(Saved data entries)
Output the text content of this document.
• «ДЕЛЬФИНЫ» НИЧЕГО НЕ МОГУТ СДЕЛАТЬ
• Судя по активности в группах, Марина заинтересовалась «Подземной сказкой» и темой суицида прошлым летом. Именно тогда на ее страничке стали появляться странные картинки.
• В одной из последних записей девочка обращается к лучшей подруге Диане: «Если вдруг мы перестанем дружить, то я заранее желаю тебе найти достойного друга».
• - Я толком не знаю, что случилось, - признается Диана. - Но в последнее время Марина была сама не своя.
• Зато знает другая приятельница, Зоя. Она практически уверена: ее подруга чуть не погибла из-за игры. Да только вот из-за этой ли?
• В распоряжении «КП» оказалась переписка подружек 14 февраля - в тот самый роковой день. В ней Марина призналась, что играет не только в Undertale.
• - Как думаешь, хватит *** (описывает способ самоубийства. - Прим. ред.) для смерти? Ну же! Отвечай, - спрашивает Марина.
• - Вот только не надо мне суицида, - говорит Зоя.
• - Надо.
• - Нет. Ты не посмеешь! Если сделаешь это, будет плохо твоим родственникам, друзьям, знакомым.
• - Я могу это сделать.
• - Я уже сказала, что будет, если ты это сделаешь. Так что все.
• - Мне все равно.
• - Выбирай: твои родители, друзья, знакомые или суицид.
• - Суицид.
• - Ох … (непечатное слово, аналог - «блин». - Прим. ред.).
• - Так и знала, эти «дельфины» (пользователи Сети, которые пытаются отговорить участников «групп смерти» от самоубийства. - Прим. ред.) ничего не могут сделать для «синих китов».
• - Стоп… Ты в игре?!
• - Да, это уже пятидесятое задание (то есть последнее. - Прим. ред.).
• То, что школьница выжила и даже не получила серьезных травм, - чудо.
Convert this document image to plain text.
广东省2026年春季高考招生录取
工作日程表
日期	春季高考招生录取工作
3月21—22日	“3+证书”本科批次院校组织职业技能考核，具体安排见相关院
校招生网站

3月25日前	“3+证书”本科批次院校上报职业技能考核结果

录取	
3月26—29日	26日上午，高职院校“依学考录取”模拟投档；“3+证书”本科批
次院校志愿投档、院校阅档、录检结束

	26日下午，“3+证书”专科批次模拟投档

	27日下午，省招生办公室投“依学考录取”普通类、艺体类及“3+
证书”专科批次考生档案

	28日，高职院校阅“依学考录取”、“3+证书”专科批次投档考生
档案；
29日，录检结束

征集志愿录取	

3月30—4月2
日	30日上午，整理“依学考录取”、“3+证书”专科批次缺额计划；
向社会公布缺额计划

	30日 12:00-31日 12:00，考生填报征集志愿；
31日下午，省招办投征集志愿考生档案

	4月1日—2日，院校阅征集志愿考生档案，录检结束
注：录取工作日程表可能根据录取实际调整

▸ REQUEST
Your task is to quote the listing above word for word.

▸ FINAL ANSWER
Output the text content of this document.
• «ДЕЛЬФИНЫ» НИЧЕГО НЕ МОГУТ СДЕЛАТЬ
• Судя по активности в группах, Марина заинтересовалась «Подземной сказкой» и темой суицида прошлым летом. Именно тогда на ее страничке стали появляться странные картинки.
• В одной из последних записей девочка обращается к лучшей подруге Диане: «Если вдруг мы перестанем дружить, то я заранее желаю тебе найти достойного друга».
• - Я толком не знаю, что случилось, - признается Диана. - Но в последнее время Марина была сама не своя.
• Зато знает другая приятельница, Зоя. Она практически уверена: ее подруга чуть не погибла из-за игры. Да только вот из-за этой ли?
• В распоряжении «КП» оказалась переписка подружек 14 февраля - в тот самый роковой день. В ней Марина призналась, что играет не только в Undertale.
• - Как думаешь, хватит *** (описывает способ самоубийства. - Прим. ред.) для смерти? Ну же! Отвечай, - спрашивает Марина.
• - Вот только не надо мне суицида, - говорит Зоя.
• - Надо.
• - Нет. Ты не посмеешь! Если сделаешь это, будет плохо твоим родственникам, друзьям, знакомым.
• - Я могу это сделать.
• - Я уже сказала, что будет, если ты это сделаешь. Так что все.
• - Мне все равно.
• - Выбирай: твои родители, друзья, знакомые или суицид.
• - Суицид.
• - Ох … (непечатное слово, аналог - «блин». - Прим. ред.).
• - Так и знала, эти «дельфины» (пользователи Сети, которые пытаются отговорить участников «групп смерти» от самоубийства. - Прим. ред.) ничего не могут сделать для «синих китов».
• - Стоп… Ты в игре?!
• - Да, это уже пятидесятое задание (то есть последнее. - Прим. ред.).
• То, что школьница выжила и даже не получила серьезных травм, - чудо.
Convert this document image to plain text.
广东省2026年春季高考招生录取
工作日程表
日期	春季高考招生录取工作
3月21—22日	“3+证书”本科批次院校组织职业技能考核，具体安排见相关院
校招生网站

3月25日前	“3+证书”本科批次院校上报职业技能考核结果

录取	
3月26—29日	26日上午，高职院校“依学考录取”模拟投档；“3+证书”本科批
次院校志愿投档、院校阅档、录检结束

	26日下午，“3+证书”专科批次模拟投档

	27日下午，省招生办公室投“依学考录取”普通类、艺体类及“3+
证书”专科批次考生档案

	28日，高职院校阅“依学考录取”、“3+证书”专科批次投档考生
档案；
29日，录检结束

征集志愿录取	

3月30—4月2
日	30日上午，整理“依学考录取”、“3+证书”专科批次缺额计划；
向社会公布缺额计划

	30日 12:00-31日 12:00，考生填报征集志愿；
31日下午，省招办投征集志愿考生档案

	4月1日—2日，院校阅征集志愿考生档案，录检结束
注：录取工作日程表可能根据录取实际调整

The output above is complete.